▶ [Written instruction A] Write out the portion of the passage on Remark's move to Las Vegas that starts at "Shing became CEO" and ends at "Las Vegas area.".

▶ [Excerpted passage]

· · · ·

Shing became CEO of Remark at the end of 2012, and the company was brought to Nevada from Atlanta in 2013. But Shing has had a home in the Las Vegas Valley for nearly 10 years. He originally bought a home as a place to visit but started to spend a lot of time in the Las Vegas area.

Shing said he got to know people in the local business community and saw Las Vegas as a good alternative to Silicon Valley and what Los Angeles has created in the Silicon Beach community of tech startups.

“I thought there was a great opportunity to do something similar here in Vegas but feeding off those markets,” said Shing.

Moving the company to Las Vegas won’t be the last geographic change for Remark. Shing said the company eventually will move its operations from the Hughes Corporate Center to Vegas.com’s 40,000-square-foot Henderson location. That would double the footprint.

In 2012, Remark acquired several URLs so the company could move into the personal finance business — names like banks.com, irs.com and others. But Remark would later restructure and shift its focus to millennials. The financial sites were retargeted, Shing said, pointing out millennials are the most underserved in the personal finance space.

· · · ·

Extracted data entries
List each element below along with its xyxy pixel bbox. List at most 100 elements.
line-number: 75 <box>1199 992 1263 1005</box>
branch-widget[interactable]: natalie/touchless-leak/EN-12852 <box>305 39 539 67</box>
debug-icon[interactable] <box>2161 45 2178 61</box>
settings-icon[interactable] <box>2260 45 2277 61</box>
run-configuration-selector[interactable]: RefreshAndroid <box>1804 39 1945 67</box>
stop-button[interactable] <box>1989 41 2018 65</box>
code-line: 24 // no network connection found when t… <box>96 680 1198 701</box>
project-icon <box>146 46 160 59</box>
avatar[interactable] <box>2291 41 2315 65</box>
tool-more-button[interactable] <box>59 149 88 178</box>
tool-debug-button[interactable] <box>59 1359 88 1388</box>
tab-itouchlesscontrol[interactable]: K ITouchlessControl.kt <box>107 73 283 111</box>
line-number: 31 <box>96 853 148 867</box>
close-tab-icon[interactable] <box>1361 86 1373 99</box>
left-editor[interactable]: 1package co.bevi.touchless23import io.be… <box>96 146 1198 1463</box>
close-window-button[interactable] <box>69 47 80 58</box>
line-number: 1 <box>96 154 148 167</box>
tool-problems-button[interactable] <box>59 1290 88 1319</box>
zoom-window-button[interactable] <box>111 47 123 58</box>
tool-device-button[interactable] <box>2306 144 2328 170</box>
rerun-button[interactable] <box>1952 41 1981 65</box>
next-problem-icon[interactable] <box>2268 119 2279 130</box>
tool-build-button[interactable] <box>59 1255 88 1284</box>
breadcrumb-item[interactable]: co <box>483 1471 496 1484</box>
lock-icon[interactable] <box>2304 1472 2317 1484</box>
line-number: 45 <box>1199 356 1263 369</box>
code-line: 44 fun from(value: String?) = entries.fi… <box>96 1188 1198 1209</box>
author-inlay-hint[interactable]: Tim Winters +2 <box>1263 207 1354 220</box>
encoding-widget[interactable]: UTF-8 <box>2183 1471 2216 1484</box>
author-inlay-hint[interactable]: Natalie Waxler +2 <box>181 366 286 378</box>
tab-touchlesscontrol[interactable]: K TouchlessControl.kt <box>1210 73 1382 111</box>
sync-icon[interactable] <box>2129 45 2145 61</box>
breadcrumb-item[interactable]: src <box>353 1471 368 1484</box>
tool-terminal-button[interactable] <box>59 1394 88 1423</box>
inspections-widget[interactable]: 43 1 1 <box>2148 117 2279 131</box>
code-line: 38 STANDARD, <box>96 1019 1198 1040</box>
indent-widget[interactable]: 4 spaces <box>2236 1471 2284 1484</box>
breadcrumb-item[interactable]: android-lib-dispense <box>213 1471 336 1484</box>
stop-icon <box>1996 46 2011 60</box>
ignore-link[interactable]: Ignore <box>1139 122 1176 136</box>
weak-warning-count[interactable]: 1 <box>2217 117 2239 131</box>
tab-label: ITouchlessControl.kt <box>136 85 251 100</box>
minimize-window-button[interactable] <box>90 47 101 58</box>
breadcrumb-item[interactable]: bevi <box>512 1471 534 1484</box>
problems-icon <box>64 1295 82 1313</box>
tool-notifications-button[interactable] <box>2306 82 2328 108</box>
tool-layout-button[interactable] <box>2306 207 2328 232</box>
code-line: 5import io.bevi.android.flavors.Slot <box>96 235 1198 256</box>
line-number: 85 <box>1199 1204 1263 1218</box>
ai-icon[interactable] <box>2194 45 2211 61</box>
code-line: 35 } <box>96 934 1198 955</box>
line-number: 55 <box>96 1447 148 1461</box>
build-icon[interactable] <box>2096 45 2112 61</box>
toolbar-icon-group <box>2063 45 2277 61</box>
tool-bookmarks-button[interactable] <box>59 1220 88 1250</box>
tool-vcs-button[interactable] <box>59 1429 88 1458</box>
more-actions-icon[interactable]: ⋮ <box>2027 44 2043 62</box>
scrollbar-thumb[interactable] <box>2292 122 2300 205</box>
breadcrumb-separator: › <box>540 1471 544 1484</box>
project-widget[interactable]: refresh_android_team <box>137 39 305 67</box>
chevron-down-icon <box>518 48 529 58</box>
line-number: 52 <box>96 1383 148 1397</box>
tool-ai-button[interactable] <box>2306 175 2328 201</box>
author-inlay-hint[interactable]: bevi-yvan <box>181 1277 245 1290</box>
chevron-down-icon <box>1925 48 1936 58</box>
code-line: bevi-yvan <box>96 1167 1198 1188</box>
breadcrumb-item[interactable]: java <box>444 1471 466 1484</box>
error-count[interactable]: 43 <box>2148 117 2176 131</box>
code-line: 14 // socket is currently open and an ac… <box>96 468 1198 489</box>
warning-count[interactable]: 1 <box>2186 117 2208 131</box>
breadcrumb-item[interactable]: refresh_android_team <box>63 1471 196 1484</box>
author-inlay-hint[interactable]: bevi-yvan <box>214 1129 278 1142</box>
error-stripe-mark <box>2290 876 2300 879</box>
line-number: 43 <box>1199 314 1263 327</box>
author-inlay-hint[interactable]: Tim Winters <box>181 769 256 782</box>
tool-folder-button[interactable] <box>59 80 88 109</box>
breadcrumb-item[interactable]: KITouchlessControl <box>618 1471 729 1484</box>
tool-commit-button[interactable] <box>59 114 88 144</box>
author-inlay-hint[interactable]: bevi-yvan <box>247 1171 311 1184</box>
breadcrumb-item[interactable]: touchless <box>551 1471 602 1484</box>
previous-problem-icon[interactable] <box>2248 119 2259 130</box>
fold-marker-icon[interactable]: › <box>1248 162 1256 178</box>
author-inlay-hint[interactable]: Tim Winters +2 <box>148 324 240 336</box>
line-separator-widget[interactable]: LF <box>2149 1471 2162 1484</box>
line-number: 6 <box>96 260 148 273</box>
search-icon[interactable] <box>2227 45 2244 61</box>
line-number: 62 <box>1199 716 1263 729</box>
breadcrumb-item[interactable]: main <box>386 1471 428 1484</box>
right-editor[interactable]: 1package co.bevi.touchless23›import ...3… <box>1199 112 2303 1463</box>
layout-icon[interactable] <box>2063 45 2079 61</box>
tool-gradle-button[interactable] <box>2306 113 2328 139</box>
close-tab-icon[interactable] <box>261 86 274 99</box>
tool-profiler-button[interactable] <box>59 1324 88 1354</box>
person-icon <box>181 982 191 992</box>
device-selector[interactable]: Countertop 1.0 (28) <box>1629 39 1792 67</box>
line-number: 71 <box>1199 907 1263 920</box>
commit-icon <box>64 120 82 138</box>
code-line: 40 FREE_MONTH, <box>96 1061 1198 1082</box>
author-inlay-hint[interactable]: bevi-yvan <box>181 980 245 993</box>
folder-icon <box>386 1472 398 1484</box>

· · · ·

▶ [Written instruction B] Give again, word for word, the lines of the rows starting at the very first row and ending at the line that contains "tool-debug-button[interactable] <box>59 1359", both included.

▶ [Worked answer A]
Shing became CEO of Remark at the end of 2012, and the company was brought to Nevada from Atlanta in 2013. But Shing has had a home in the Las Vegas Valley for nearly 10 years. He originally bought a home as a place to visit but started to spend a lot of time in the Las Vegas area.

▶ [Worked answer B]
List each element below along with its xyxy pixel bbox. List at most 100 elements.
line-number: 75 <box>1199 992 1263 1005</box>
branch-widget[interactable]: natalie/touchless-leak/EN-12852 <box>305 39 539 67</box>
debug-icon[interactable] <box>2161 45 2178 61</box>
settings-icon[interactable] <box>2260 45 2277 61</box>
run-configuration-selector[interactable]: RefreshAndroid <box>1804 39 1945 67</box>
stop-button[interactable] <box>1989 41 2018 65</box>
code-line: 24 // no network connection found when t… <box>96 680 1198 701</box>
project-icon <box>146 46 160 59</box>
avatar[interactable] <box>2291 41 2315 65</box>
tool-more-button[interactable] <box>59 149 88 178</box>
tool-debug-button[interactable] <box>59 1359 88 1388</box>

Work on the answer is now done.